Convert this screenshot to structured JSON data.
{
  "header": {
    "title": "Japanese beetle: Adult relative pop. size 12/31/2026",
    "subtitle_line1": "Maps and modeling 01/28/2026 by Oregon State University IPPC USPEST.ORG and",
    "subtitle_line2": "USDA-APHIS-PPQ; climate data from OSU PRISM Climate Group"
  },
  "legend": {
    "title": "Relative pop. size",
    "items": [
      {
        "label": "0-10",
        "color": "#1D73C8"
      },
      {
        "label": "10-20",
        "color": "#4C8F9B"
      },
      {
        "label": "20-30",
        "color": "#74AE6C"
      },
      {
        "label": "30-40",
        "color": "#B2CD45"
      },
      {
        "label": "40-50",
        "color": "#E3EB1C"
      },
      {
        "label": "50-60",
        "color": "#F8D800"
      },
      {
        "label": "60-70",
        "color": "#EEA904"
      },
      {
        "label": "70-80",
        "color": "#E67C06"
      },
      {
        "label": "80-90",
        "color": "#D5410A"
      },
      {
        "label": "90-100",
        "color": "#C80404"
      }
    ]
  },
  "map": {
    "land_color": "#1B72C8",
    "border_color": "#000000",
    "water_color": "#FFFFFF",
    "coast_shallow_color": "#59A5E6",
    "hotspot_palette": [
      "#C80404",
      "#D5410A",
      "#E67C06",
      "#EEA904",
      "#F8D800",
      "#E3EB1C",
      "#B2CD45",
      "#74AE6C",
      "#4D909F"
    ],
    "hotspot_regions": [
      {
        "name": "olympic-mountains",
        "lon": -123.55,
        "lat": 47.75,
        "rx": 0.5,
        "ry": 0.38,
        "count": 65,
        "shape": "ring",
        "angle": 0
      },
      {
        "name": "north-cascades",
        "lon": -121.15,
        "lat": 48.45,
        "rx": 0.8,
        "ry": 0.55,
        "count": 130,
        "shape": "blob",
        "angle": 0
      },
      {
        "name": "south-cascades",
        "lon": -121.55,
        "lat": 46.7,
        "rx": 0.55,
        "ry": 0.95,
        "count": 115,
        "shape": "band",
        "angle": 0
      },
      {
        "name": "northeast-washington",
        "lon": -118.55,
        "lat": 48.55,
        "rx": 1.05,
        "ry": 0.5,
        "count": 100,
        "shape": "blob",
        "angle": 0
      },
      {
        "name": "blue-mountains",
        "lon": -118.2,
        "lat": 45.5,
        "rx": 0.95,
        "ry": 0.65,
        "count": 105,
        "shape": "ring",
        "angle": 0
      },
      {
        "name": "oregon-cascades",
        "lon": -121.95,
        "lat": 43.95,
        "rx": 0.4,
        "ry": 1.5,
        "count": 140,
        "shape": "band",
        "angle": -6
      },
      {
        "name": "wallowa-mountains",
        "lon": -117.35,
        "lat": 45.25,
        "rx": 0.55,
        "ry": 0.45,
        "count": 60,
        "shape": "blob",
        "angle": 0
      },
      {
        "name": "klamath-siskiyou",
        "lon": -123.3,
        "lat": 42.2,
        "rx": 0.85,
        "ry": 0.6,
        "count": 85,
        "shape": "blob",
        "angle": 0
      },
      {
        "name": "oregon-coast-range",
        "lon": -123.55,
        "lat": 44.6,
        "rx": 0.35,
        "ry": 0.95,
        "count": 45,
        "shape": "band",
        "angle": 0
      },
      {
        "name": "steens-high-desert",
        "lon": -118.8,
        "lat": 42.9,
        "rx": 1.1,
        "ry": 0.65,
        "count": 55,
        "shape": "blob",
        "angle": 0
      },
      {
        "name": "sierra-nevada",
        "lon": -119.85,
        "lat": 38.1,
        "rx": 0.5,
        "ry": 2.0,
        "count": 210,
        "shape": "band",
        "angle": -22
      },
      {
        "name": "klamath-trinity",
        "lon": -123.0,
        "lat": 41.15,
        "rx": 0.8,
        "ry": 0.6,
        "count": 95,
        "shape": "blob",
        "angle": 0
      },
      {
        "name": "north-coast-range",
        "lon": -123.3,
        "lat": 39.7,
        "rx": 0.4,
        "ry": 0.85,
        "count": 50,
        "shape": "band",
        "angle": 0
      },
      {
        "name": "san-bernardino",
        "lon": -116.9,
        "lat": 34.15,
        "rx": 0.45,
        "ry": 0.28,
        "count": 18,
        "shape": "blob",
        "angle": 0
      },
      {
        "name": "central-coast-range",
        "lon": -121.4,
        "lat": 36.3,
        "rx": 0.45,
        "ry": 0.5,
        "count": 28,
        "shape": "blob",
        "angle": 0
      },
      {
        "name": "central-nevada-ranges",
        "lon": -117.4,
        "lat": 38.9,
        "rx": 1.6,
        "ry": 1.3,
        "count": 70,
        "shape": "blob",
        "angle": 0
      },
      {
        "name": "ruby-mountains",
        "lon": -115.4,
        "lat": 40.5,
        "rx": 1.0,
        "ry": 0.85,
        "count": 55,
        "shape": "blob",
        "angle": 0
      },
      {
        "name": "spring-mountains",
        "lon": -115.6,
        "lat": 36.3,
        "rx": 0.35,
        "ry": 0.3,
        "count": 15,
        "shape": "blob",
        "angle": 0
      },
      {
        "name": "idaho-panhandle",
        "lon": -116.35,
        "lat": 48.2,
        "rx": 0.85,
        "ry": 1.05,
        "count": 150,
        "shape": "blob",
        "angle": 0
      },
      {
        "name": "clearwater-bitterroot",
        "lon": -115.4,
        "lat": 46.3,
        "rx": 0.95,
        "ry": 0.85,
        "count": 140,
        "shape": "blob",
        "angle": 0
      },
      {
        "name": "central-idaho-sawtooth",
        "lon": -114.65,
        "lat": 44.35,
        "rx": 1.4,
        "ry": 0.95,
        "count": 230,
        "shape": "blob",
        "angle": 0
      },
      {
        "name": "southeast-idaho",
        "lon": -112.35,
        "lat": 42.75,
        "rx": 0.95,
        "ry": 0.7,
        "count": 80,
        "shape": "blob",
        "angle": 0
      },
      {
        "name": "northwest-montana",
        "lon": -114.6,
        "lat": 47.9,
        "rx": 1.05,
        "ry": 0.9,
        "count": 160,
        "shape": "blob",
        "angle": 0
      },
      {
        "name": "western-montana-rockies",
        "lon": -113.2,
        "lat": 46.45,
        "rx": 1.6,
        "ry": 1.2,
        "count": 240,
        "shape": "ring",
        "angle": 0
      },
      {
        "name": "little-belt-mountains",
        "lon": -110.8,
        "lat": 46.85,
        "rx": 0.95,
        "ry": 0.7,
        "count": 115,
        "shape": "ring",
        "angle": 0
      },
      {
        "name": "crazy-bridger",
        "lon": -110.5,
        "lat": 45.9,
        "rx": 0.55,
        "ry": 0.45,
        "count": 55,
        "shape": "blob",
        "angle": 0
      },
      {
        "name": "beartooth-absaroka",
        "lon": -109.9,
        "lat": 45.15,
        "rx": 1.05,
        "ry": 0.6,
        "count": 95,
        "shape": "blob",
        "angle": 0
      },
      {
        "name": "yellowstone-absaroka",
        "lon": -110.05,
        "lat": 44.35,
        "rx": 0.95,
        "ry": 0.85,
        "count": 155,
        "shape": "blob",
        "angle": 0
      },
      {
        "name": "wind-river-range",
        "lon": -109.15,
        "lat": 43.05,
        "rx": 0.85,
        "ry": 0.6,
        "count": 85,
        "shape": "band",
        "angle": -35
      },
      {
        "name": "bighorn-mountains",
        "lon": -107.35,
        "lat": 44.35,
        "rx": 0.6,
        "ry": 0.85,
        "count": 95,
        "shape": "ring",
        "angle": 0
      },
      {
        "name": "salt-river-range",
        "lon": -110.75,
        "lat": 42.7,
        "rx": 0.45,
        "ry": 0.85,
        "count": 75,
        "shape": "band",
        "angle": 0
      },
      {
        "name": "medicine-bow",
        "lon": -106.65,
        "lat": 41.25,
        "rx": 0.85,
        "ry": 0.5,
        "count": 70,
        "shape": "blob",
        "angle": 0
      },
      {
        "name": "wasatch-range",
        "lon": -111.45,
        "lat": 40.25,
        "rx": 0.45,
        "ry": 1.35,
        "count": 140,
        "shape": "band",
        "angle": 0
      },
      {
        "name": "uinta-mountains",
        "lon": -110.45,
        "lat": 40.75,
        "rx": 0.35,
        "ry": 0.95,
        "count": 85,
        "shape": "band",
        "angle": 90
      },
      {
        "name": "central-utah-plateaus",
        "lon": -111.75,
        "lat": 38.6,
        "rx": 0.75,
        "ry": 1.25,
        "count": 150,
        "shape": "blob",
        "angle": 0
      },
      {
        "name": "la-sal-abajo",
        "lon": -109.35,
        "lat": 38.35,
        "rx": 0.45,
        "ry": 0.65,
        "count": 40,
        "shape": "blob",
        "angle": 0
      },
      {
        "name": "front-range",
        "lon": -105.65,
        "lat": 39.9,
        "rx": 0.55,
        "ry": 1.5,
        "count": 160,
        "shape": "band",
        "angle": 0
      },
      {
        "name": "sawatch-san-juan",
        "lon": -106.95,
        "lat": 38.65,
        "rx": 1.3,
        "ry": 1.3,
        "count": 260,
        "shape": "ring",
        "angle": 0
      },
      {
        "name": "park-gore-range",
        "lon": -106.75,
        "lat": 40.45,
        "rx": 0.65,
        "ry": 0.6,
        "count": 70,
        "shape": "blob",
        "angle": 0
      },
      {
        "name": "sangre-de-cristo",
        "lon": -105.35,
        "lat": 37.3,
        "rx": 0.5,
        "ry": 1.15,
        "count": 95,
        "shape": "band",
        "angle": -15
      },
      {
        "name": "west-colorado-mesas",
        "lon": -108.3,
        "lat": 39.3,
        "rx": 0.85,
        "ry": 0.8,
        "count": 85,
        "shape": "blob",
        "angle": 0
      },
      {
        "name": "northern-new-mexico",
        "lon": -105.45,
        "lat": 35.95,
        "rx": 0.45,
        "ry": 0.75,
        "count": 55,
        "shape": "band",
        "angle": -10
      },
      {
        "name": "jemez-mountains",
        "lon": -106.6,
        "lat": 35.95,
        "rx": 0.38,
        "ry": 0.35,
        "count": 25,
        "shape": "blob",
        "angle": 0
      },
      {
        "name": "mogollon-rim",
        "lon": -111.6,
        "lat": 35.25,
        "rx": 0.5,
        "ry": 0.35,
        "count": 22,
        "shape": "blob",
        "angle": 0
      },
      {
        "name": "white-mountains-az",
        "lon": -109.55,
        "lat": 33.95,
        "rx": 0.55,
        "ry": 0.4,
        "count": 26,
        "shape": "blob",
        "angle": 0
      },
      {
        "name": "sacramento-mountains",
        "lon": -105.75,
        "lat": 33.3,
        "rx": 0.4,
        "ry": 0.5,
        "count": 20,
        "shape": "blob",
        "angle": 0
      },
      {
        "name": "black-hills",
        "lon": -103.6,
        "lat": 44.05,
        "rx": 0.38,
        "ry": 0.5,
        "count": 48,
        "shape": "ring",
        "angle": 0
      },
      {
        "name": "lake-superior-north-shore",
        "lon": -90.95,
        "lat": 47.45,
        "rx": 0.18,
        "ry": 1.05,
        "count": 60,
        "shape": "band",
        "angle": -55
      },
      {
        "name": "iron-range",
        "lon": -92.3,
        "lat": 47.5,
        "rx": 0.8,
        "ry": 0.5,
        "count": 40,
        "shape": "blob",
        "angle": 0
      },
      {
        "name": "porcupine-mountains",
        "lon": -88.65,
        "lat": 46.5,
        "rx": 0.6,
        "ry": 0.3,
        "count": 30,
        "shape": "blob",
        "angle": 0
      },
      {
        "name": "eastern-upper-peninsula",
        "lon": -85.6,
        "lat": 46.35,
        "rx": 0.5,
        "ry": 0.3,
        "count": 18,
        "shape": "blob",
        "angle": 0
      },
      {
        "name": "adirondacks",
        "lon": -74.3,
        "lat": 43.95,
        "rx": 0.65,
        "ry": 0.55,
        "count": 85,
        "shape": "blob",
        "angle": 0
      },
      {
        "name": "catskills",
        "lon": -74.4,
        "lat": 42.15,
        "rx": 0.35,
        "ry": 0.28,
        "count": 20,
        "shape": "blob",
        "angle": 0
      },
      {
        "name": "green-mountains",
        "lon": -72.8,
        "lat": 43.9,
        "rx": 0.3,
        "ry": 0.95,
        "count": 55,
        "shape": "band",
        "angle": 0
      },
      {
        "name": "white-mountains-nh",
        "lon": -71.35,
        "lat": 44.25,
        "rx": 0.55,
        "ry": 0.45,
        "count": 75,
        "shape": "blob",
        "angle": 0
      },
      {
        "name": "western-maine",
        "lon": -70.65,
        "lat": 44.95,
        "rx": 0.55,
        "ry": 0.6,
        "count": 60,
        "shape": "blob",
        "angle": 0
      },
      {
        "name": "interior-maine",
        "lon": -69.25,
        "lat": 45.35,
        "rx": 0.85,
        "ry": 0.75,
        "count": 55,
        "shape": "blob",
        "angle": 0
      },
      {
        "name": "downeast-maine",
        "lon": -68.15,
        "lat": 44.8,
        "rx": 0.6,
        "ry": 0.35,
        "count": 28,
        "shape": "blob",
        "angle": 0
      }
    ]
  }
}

+ + + + +

◆ **Prompt**:
Check each line of the material above for "data" and say how many lines contain it, giving the number alone.

◆ **Exercise solution**:
2